> Task instructions
Your job is to copy the lines from the material that include "samples".

<<<<

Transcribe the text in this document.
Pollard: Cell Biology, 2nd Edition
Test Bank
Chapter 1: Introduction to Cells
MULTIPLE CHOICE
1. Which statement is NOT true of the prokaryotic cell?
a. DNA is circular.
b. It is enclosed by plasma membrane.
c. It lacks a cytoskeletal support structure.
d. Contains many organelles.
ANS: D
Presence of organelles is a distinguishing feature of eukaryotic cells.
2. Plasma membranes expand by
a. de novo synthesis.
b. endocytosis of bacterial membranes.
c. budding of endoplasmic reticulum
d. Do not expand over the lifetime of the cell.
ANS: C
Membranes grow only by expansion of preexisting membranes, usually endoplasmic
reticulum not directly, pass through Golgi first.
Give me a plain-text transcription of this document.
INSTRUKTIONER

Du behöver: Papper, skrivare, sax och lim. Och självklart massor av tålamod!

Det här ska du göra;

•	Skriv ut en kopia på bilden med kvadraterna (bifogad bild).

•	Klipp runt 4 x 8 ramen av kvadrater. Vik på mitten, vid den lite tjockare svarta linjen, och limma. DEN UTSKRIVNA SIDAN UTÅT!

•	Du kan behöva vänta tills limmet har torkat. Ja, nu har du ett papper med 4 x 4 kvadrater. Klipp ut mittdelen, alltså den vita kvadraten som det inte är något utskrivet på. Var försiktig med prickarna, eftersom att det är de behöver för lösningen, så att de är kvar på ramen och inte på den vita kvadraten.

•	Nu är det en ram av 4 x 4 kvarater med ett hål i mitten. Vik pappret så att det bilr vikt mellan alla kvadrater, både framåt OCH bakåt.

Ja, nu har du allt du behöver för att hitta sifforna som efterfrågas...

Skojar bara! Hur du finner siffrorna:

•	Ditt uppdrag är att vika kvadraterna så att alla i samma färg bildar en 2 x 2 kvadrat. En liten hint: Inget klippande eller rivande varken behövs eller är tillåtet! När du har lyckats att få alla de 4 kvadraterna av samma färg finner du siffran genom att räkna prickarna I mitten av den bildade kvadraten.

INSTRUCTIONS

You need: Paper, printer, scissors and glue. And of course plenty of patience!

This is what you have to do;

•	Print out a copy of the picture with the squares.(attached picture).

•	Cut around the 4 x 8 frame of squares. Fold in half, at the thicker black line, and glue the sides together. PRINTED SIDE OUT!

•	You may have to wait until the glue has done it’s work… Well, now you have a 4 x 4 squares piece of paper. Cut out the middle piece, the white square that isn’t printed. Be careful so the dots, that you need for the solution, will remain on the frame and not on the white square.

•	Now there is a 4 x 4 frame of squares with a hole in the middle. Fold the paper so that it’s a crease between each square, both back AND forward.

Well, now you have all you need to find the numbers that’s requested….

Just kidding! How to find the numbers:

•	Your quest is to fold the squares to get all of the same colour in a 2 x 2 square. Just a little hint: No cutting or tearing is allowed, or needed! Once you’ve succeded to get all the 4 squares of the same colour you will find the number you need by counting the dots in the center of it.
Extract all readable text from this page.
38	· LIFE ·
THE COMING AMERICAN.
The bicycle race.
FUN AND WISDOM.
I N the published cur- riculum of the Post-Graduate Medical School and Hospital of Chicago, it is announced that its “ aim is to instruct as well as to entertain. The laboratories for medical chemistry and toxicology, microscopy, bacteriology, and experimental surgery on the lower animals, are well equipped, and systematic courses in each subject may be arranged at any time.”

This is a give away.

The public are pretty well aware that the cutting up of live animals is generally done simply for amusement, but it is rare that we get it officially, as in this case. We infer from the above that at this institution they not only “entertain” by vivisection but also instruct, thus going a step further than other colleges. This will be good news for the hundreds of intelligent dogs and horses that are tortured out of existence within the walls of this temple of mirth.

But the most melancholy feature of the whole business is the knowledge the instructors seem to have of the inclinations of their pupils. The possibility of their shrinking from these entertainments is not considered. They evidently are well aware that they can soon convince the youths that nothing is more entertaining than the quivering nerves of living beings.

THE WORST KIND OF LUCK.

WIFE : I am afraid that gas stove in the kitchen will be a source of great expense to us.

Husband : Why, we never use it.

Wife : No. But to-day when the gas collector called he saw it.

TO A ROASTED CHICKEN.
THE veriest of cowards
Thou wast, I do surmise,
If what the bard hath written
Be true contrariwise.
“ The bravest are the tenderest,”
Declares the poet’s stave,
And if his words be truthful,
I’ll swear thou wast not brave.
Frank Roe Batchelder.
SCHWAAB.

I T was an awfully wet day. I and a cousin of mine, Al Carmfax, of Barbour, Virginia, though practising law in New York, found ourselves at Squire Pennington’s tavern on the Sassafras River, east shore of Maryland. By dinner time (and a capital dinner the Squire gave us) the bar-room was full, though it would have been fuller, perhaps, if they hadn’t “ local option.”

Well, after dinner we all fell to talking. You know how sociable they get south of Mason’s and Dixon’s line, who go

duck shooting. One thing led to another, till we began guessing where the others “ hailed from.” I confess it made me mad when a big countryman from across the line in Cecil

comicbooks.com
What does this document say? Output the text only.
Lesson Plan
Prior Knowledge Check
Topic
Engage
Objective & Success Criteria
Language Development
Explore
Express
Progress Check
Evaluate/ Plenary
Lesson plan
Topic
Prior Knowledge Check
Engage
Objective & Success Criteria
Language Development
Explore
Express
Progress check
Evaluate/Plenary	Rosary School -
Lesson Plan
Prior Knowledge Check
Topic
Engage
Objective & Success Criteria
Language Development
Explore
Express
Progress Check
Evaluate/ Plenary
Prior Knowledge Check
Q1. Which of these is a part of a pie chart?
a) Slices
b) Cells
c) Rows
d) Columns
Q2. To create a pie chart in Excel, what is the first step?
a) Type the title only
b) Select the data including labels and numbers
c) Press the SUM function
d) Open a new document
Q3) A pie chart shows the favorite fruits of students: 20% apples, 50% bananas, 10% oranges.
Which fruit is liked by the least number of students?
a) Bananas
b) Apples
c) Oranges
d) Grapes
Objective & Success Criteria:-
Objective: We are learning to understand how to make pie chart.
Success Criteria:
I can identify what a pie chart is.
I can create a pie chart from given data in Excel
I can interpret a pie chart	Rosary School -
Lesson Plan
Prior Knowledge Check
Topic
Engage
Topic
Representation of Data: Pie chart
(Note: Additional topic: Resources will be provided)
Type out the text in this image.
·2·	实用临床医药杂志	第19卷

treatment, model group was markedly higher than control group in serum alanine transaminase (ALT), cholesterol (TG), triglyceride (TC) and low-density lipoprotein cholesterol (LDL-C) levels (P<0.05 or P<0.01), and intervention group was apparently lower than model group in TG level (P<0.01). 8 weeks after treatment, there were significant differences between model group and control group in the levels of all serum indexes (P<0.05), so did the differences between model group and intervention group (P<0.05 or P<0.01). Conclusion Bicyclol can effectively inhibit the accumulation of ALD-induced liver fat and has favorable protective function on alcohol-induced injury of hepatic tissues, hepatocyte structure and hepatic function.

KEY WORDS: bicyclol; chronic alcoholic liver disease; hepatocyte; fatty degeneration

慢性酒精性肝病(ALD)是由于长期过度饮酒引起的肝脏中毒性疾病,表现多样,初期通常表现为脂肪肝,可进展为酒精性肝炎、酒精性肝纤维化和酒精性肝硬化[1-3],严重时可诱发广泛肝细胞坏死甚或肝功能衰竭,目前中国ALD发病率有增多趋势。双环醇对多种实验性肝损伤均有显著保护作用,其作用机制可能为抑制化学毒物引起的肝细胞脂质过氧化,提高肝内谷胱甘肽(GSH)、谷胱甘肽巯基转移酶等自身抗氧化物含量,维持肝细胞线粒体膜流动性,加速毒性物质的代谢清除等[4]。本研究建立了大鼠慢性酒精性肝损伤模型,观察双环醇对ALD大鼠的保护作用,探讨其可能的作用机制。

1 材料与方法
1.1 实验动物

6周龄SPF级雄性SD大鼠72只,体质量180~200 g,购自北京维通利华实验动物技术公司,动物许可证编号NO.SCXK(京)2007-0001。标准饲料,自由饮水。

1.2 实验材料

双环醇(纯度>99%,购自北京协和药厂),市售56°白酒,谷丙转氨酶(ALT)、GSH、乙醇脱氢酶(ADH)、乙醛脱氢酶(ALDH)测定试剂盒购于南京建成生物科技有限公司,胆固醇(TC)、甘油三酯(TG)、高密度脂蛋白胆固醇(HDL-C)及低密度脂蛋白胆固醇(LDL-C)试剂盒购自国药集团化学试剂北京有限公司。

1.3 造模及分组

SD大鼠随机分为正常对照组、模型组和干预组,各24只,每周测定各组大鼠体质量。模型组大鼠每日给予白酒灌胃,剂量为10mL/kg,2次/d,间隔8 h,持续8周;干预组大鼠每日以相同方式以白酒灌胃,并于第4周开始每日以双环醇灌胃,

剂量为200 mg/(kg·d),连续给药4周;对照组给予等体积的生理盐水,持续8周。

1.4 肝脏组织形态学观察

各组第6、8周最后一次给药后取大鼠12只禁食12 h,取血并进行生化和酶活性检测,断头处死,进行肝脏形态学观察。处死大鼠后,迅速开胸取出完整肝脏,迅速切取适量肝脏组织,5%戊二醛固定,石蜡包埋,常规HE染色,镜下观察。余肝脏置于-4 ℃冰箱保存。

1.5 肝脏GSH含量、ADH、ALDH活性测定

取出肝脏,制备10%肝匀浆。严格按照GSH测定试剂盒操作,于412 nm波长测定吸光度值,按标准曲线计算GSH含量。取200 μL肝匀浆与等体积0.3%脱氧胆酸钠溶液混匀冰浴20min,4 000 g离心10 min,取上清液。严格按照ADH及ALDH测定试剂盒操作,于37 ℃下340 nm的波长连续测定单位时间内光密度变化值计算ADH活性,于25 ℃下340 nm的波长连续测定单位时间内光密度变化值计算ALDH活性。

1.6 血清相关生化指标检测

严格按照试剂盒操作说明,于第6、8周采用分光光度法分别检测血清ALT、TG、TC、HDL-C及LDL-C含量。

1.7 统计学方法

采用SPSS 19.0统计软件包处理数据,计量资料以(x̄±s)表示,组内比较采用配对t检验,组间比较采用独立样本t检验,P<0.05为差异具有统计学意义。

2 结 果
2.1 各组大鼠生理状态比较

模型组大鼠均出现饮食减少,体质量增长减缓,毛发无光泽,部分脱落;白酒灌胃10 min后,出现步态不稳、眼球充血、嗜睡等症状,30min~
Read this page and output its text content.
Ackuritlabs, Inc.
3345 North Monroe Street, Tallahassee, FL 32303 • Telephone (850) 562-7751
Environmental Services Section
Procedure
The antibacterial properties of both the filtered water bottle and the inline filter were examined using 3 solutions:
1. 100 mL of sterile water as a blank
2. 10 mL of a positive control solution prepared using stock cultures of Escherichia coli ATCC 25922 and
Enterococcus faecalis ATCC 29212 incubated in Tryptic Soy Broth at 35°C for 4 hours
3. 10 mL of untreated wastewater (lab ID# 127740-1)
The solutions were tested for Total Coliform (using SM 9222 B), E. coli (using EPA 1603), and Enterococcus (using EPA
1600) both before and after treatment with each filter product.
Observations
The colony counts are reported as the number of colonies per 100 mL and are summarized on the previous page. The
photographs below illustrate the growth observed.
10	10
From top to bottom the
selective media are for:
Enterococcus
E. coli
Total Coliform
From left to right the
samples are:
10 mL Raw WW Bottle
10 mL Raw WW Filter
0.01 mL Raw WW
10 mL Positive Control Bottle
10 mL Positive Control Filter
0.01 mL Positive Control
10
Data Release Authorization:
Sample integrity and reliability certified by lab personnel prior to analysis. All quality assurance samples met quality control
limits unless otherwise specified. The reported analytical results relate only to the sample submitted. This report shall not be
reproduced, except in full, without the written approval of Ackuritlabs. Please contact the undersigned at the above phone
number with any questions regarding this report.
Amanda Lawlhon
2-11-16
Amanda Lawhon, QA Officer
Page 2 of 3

>>>>

> Final answer
samples are:
Sample integrity and reliability certified by lab personnel prior to analysis. All quality assurance samples met quality control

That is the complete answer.